> [WORK TO BE COMPLETED]: Drop every picture, then transcribe the remaining data exactly.

>>>

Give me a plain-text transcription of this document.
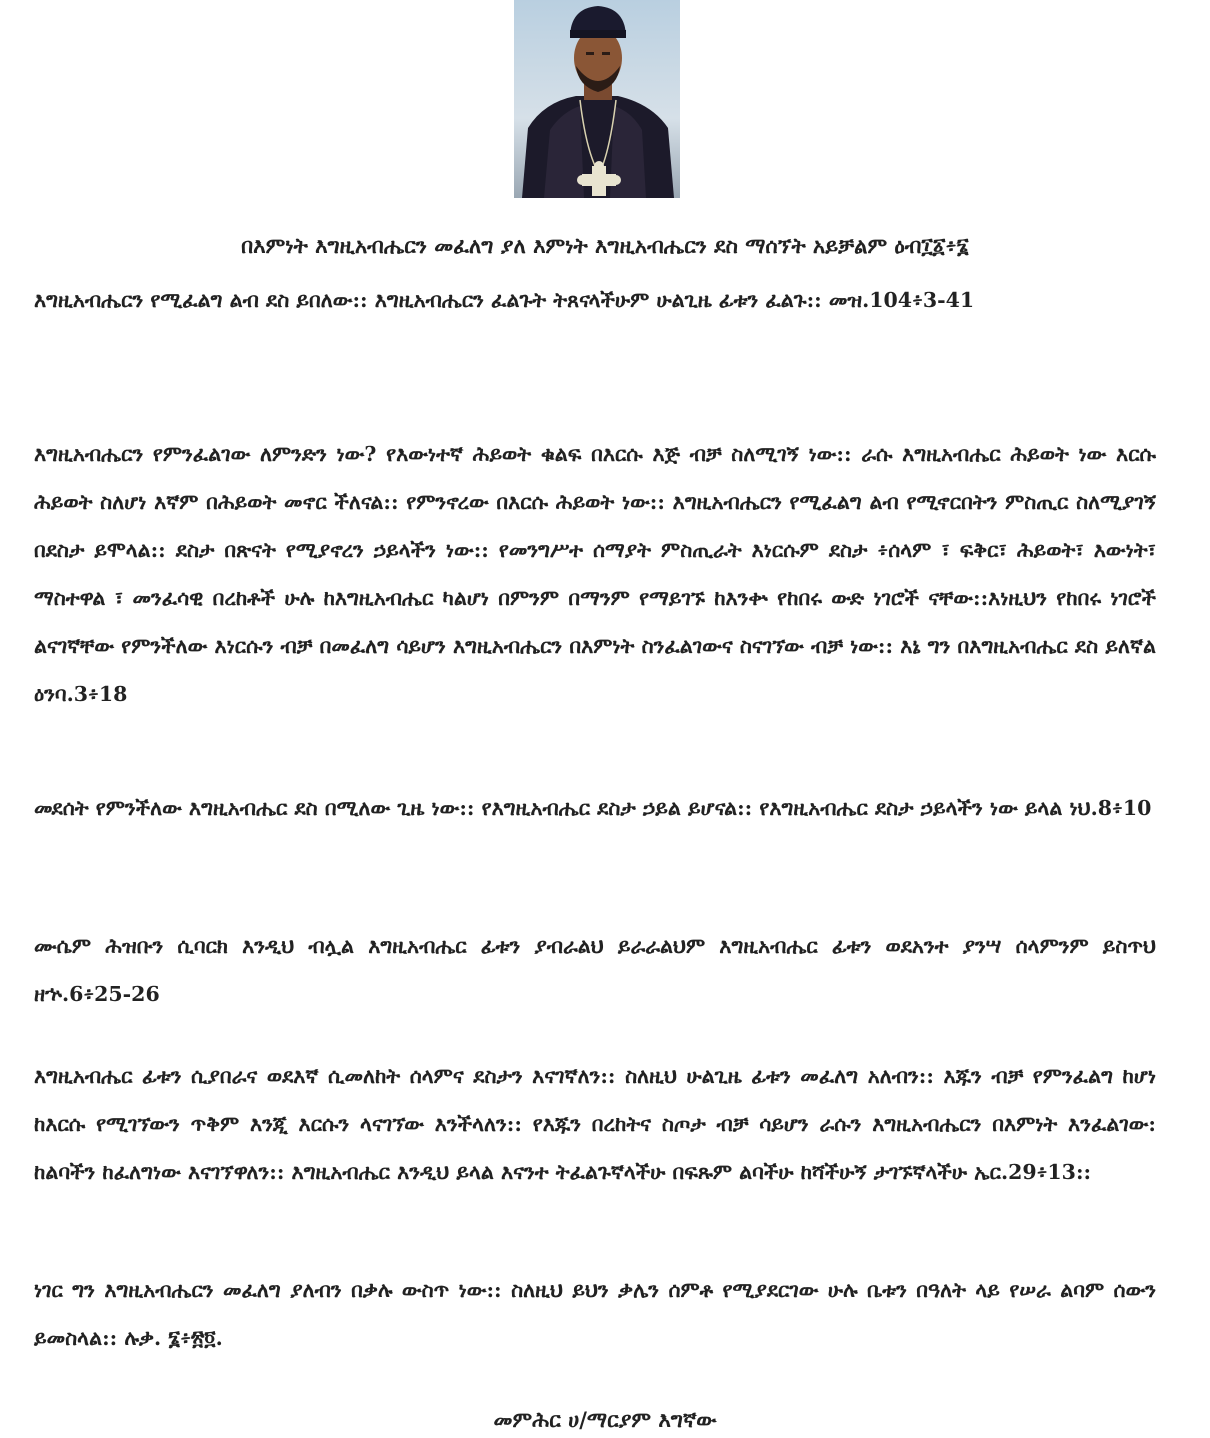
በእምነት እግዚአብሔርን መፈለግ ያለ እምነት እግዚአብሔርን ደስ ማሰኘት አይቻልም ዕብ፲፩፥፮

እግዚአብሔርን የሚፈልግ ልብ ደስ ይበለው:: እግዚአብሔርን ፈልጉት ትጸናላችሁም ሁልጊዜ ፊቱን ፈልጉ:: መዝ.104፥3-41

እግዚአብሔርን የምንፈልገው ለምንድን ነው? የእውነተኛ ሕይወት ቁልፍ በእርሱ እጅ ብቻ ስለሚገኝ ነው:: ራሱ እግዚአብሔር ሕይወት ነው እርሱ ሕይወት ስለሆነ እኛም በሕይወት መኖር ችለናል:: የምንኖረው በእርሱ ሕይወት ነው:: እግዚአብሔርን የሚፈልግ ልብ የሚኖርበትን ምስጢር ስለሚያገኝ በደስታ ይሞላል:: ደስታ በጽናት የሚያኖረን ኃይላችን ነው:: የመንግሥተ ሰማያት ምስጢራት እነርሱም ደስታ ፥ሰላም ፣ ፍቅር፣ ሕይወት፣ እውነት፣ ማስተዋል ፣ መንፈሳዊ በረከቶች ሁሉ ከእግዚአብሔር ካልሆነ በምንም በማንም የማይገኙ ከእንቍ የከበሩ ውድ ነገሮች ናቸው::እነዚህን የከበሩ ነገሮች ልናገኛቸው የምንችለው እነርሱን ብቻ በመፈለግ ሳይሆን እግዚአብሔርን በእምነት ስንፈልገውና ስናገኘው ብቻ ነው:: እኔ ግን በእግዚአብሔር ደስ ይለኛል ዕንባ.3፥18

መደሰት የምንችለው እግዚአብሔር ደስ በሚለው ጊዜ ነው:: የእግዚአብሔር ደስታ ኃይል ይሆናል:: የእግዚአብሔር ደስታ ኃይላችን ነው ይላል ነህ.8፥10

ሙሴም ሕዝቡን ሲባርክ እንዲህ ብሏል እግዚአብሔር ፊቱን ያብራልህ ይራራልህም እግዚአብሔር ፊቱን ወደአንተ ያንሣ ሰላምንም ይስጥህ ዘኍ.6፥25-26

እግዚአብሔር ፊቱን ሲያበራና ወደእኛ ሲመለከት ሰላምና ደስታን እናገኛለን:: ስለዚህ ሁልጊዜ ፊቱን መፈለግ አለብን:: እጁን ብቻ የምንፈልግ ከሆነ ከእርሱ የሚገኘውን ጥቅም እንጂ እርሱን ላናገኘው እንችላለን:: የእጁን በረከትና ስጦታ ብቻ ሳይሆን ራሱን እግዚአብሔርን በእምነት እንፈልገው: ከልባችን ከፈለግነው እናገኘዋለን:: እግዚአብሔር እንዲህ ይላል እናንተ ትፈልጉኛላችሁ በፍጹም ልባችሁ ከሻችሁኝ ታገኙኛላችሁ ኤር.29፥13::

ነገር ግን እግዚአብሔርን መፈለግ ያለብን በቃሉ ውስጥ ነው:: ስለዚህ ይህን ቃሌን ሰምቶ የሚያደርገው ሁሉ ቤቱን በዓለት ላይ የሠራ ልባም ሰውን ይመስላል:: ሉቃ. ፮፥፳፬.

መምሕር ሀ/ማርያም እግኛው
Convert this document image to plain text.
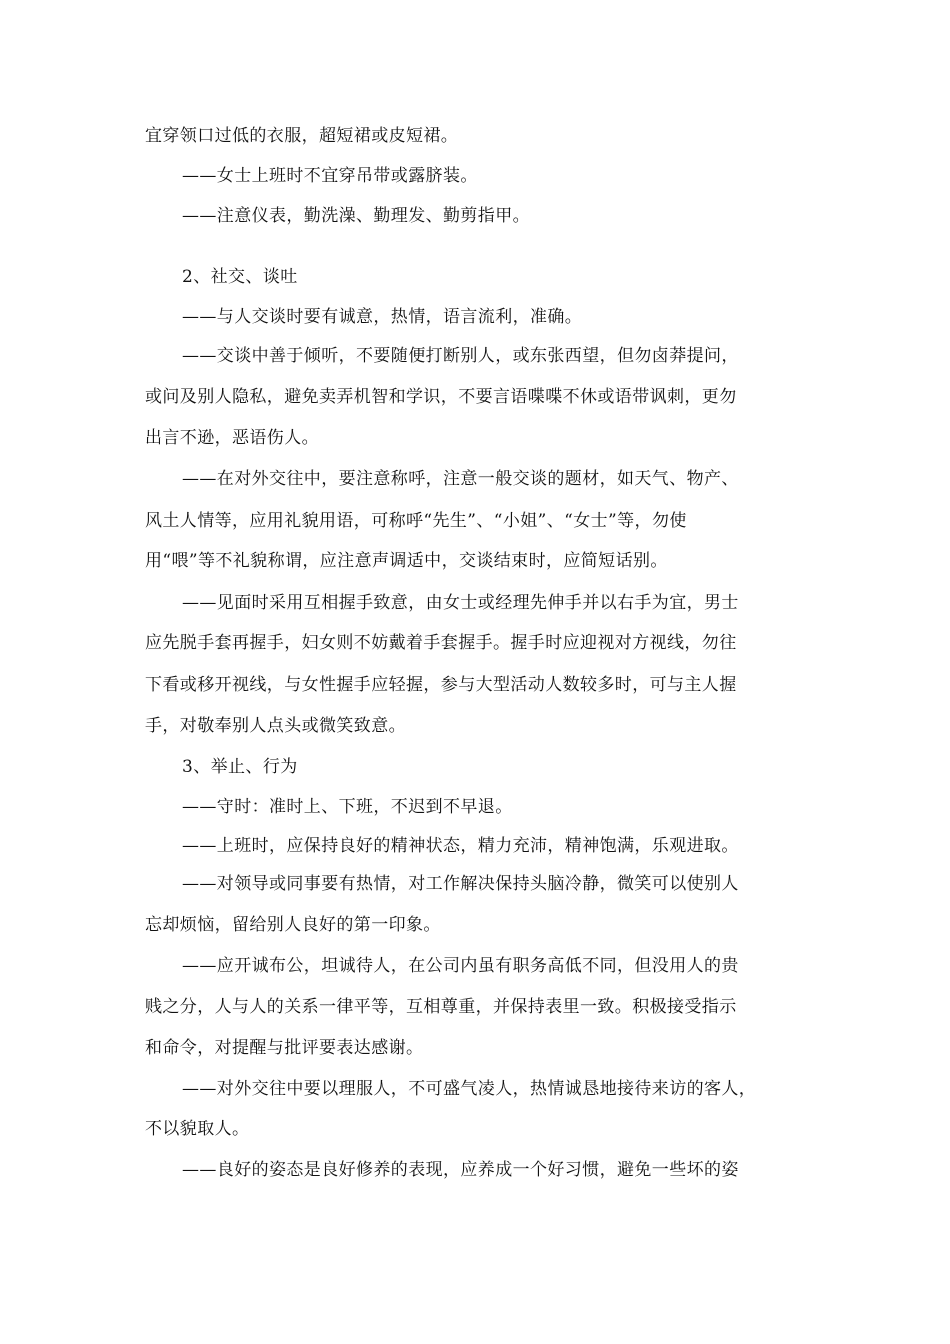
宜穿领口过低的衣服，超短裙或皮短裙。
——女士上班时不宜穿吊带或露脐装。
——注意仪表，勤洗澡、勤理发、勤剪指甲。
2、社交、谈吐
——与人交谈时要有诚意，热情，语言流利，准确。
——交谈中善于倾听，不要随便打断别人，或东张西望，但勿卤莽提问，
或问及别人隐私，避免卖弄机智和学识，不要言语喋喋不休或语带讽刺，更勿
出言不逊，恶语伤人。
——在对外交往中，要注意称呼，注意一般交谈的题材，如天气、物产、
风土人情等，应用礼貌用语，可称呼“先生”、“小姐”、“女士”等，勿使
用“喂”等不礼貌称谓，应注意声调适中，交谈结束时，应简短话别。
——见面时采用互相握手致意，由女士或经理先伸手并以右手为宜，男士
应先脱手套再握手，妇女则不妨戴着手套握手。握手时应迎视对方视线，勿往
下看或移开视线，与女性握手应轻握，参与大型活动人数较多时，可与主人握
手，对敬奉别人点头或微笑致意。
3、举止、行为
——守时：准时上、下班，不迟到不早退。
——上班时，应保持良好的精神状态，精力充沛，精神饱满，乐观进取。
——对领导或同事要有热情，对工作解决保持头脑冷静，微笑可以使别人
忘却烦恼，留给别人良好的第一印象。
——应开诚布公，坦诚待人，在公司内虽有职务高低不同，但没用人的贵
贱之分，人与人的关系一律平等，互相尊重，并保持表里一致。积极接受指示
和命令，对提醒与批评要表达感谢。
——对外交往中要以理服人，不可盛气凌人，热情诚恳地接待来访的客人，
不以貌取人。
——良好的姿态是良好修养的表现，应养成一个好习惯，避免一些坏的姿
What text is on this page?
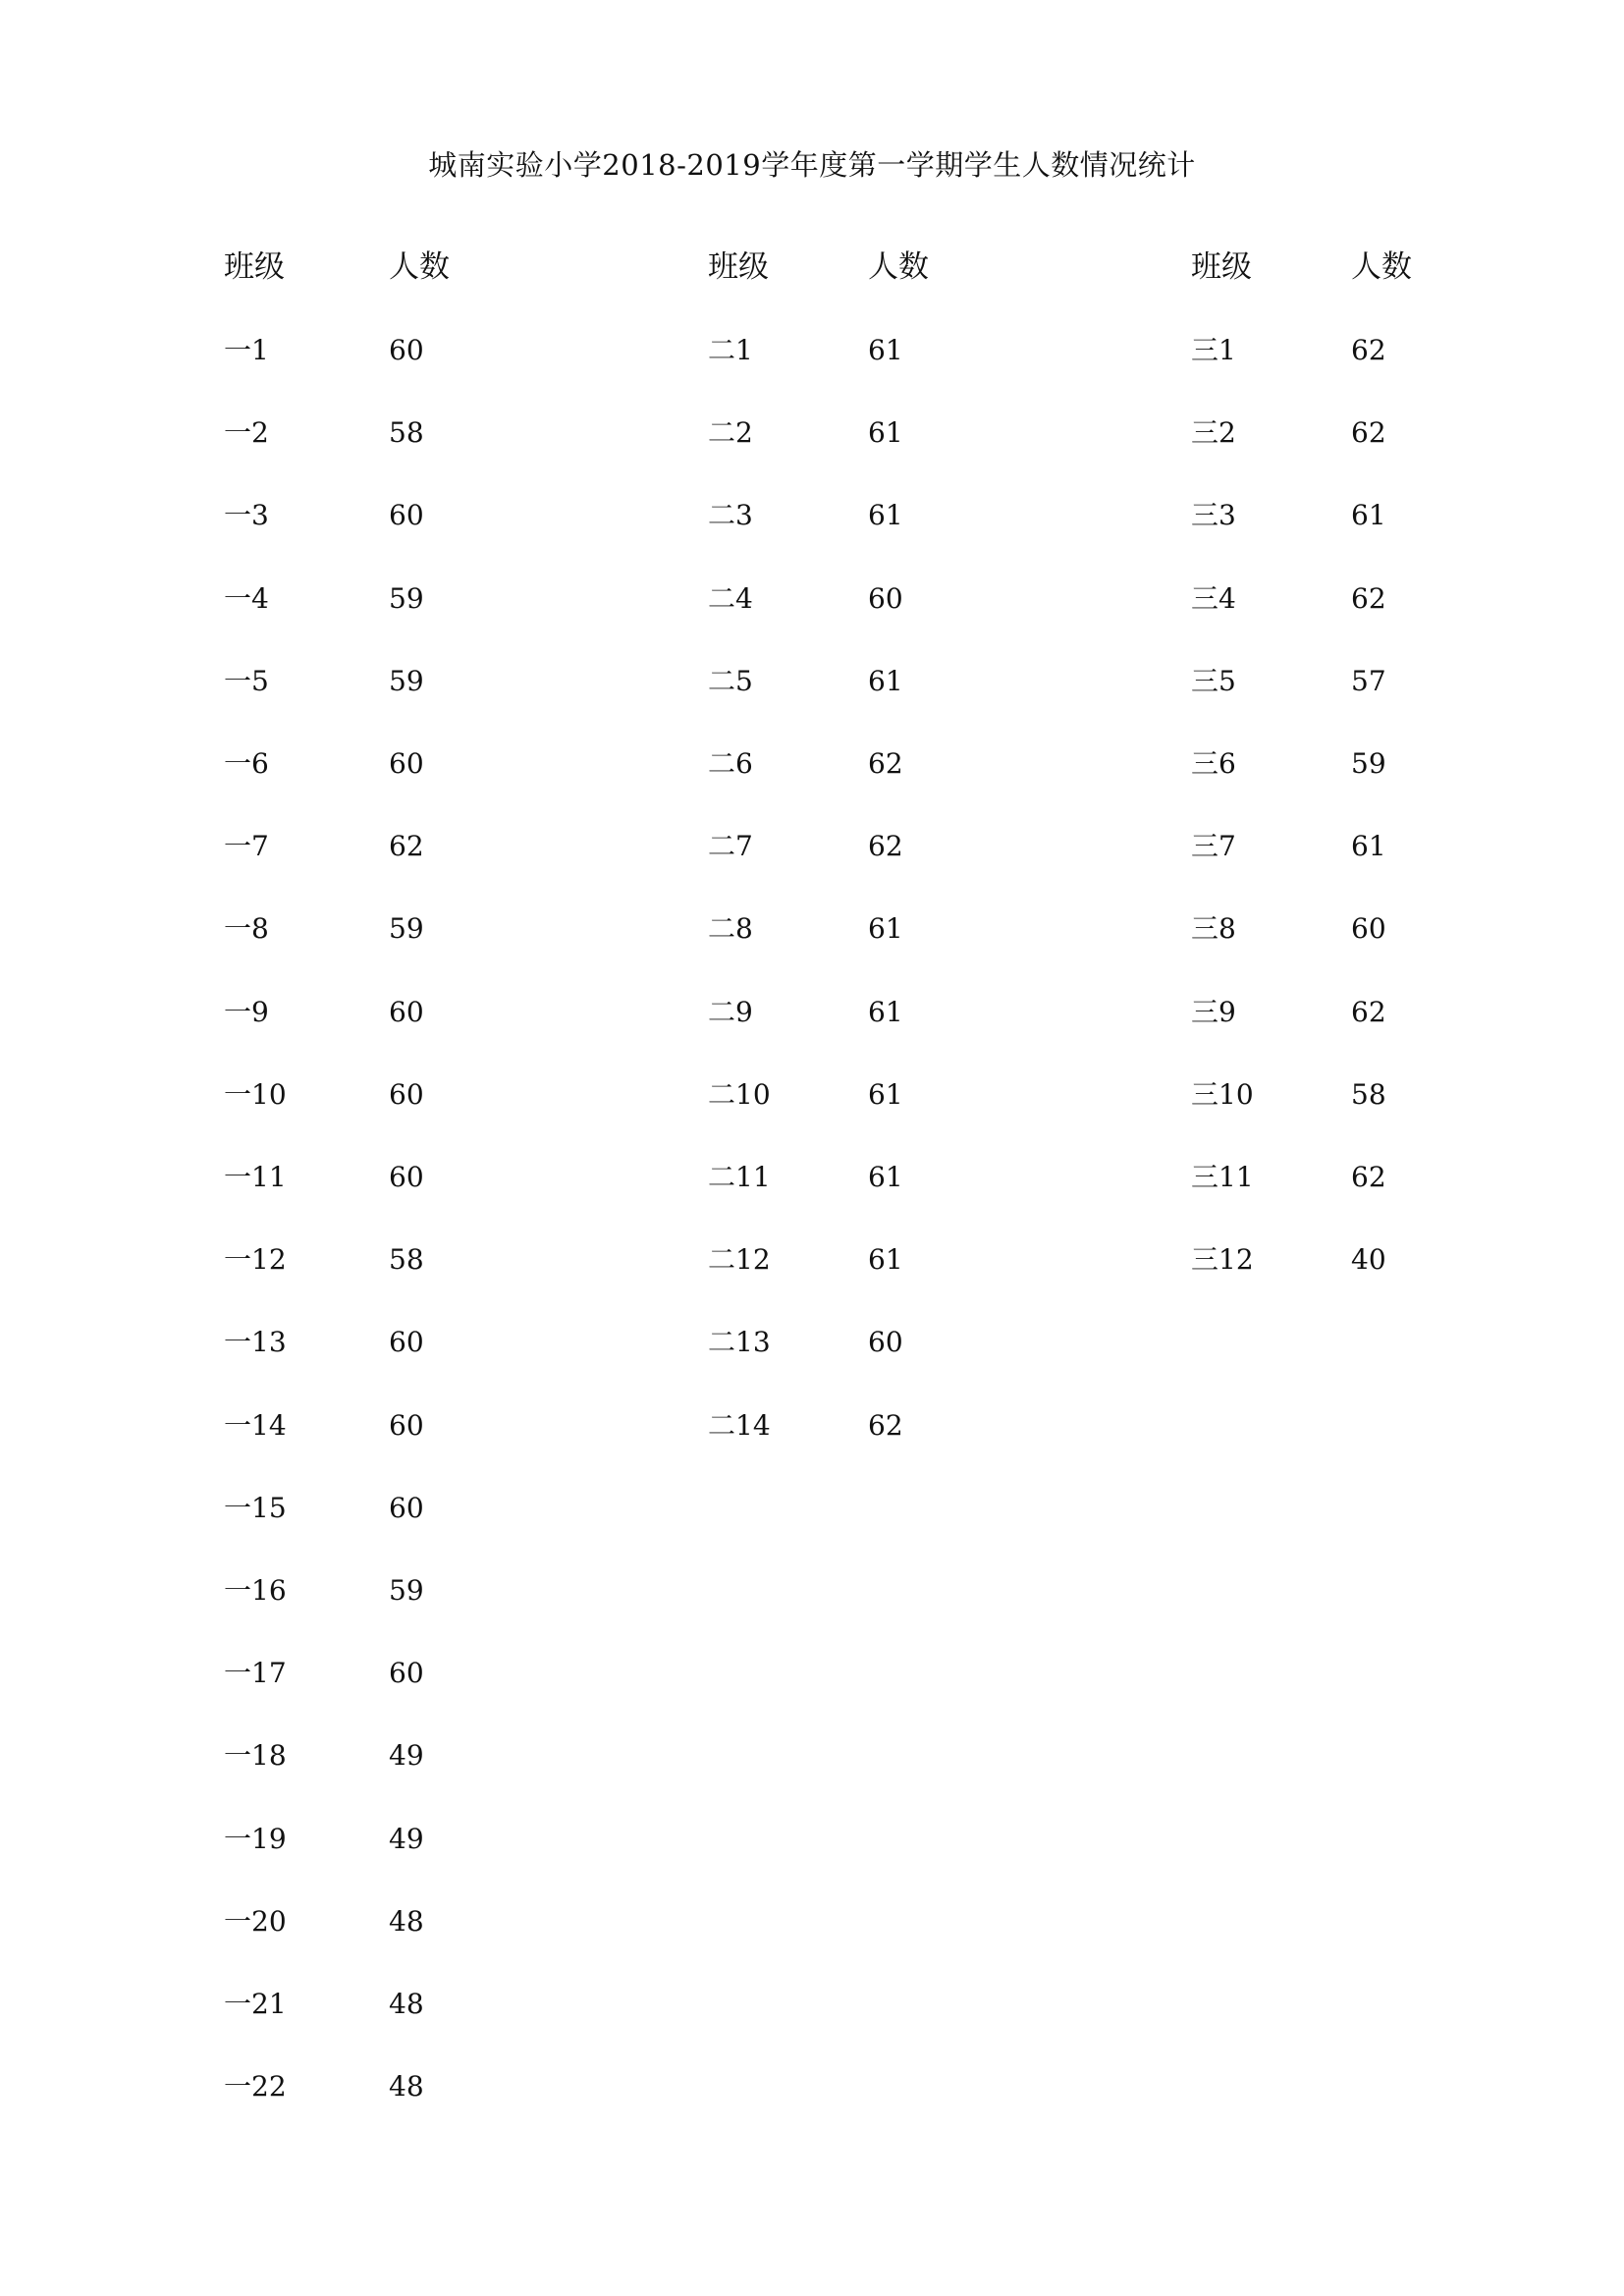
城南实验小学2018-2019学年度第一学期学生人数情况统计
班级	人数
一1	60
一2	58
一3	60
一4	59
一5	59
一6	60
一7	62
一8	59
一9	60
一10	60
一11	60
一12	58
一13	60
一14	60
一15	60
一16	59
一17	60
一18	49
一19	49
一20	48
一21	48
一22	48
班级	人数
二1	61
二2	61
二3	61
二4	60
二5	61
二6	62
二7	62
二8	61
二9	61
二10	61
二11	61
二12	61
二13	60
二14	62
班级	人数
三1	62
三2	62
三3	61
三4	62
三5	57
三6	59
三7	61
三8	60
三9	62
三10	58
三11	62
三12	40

<<<

> [EXERCISE RESULT]:
Give me a plain-text transcription of this document.
በእምነት እግዚአብሔርን መፈለግ ያለ እምነት እግዚአብሔርን ደስ ማሰኘት አይቻልም ዕብ፲፩፥፮

እግዚአብሔርን የሚፈልግ ልብ ደስ ይበለው:: እግዚአብሔርን ፈልጉት ትጸናላችሁም ሁልጊዜ ፊቱን ፈልጉ:: መዝ.104፥3-41

እግዚአብሔርን የምንፈልገው ለምንድን ነው? የእውነተኛ ሕይወት ቁልፍ በእርሱ እጅ ብቻ ስለሚገኝ ነው:: ራሱ እግዚአብሔር ሕይወት ነው እርሱ ሕይወት ስለሆነ እኛም በሕይወት መኖር ችለናል:: የምንኖረው በእርሱ ሕይወት ነው:: እግዚአብሔርን የሚፈልግ ልብ የሚኖርበትን ምስጢር ስለሚያገኝ በደስታ ይሞላል:: ደስታ በጽናት የሚያኖረን ኃይላችን ነው:: የመንግሥተ ሰማያት ምስጢራት እነርሱም ደስታ ፥ሰላም ፣ ፍቅር፣ ሕይወት፣ እውነት፣ ማስተዋል ፣ መንፈሳዊ በረከቶች ሁሉ ከእግዚአብሔር ካልሆነ በምንም በማንም የማይገኙ ከእንቍ የከበሩ ውድ ነገሮች ናቸው::እነዚህን የከበሩ ነገሮች ልናገኛቸው የምንችለው እነርሱን ብቻ በመፈለግ ሳይሆን እግዚአብሔርን በእምነት ስንፈልገውና ስናገኘው ብቻ ነው:: እኔ ግን በእግዚአብሔር ደስ ይለኛል ዕንባ.3፥18

መደሰት የምንችለው እግዚአብሔር ደስ በሚለው ጊዜ ነው:: የእግዚአብሔር ደስታ ኃይል ይሆናል:: የእግዚአብሔር ደስታ ኃይላችን ነው ይላል ነህ.8፥10

ሙሴም ሕዝቡን ሲባርክ እንዲህ ብሏል እግዚአብሔር ፊቱን ያብራልህ ይራራልህም እግዚአብሔር ፊቱን ወደአንተ ያንሣ ሰላምንም ይስጥህ ዘኍ.6፥25-26

እግዚአብሔር ፊቱን ሲያበራና ወደእኛ ሲመለከት ሰላምና ደስታን እናገኛለን:: ስለዚህ ሁልጊዜ ፊቱን መፈለግ አለብን:: እጁን ብቻ የምንፈልግ ከሆነ ከእርሱ የሚገኘውን ጥቅም እንጂ እርሱን ላናገኘው እንችላለን:: የእጁን በረከትና ስጦታ ብቻ ሳይሆን ራሱን እግዚአብሔርን በእምነት እንፈልገው: ከልባችን ከፈለግነው እናገኘዋለን:: እግዚአብሔር እንዲህ ይላል እናንተ ትፈልጉኛላችሁ በፍጹም ልባችሁ ከሻችሁኝ ታገኙኛላችሁ ኤር.29፥13::

ነገር ግን እግዚአብሔርን መፈለግ ያለብን በቃሉ ውስጥ ነው:: ስለዚህ ይህን ቃሌን ሰምቶ የሚያደርገው ሁሉ ቤቱን በዓለት ላይ የሠራ ልባም ሰውን ይመስላል:: ሉቃ. ፮፥፳፬.

መምሕር ሀ/ማርያም እግኛው
Convert this document image to plain text.
宜穿领口过低的衣服，超短裙或皮短裙。
——女士上班时不宜穿吊带或露脐装。
——注意仪表，勤洗澡、勤理发、勤剪指甲。
2、社交、谈吐
——与人交谈时要有诚意，热情，语言流利，准确。
——交谈中善于倾听，不要随便打断别人，或东张西望，但勿卤莽提问，
或问及别人隐私，避免卖弄机智和学识，不要言语喋喋不休或语带讽刺，更勿
出言不逊，恶语伤人。
——在对外交往中，要注意称呼，注意一般交谈的题材，如天气、物产、
风土人情等，应用礼貌用语，可称呼“先生”、“小姐”、“女士”等，勿使
用“喂”等不礼貌称谓，应注意声调适中，交谈结束时，应简短话别。
——见面时采用互相握手致意，由女士或经理先伸手并以右手为宜，男士
应先脱手套再握手，妇女则不妨戴着手套握手。握手时应迎视对方视线，勿往
下看或移开视线，与女性握手应轻握，参与大型活动人数较多时，可与主人握
手，对敬奉别人点头或微笑致意。
3、举止、行为
——守时：准时上、下班，不迟到不早退。
——上班时，应保持良好的精神状态，精力充沛，精神饱满，乐观进取。
——对领导或同事要有热情，对工作解决保持头脑冷静，微笑可以使别人
忘却烦恼，留给别人良好的第一印象。
——应开诚布公，坦诚待人，在公司内虽有职务高低不同，但没用人的贵
贱之分，人与人的关系一律平等，互相尊重，并保持表里一致。积极接受指示
和命令，对提醒与批评要表达感谢。
——对外交往中要以理服人，不可盛气凌人，热情诚恳地接待来访的客人，
不以貌取人。
——良好的姿态是良好修养的表现，应养成一个好习惯，避免一些坏的姿
What text is on this page?
城南实验小学2018-2019学年度第一学期学生人数情况统计
班级	人数
一1	60
一2	58
一3	60
一4	59
一5	59
一6	60
一7	62
一8	59
一9	60
一10	60
一11	60
一12	58
一13	60
一14	60
一15	60
一16	59
一17	60
一18	49
一19	49
一20	48
一21	48
一22	48
班级	人数
二1	61
二2	61
二3	61
二4	60
二5	61
二6	62
二7	62
二8	61
二9	61
二10	61
二11	61
二12	61
二13	60
二14	62
班级	人数
三1	62
三2	62
三3	61
三4	62
三5	57
三6	59
三7	61
三8	60
三9	62
三10	58
三11	62
三12	40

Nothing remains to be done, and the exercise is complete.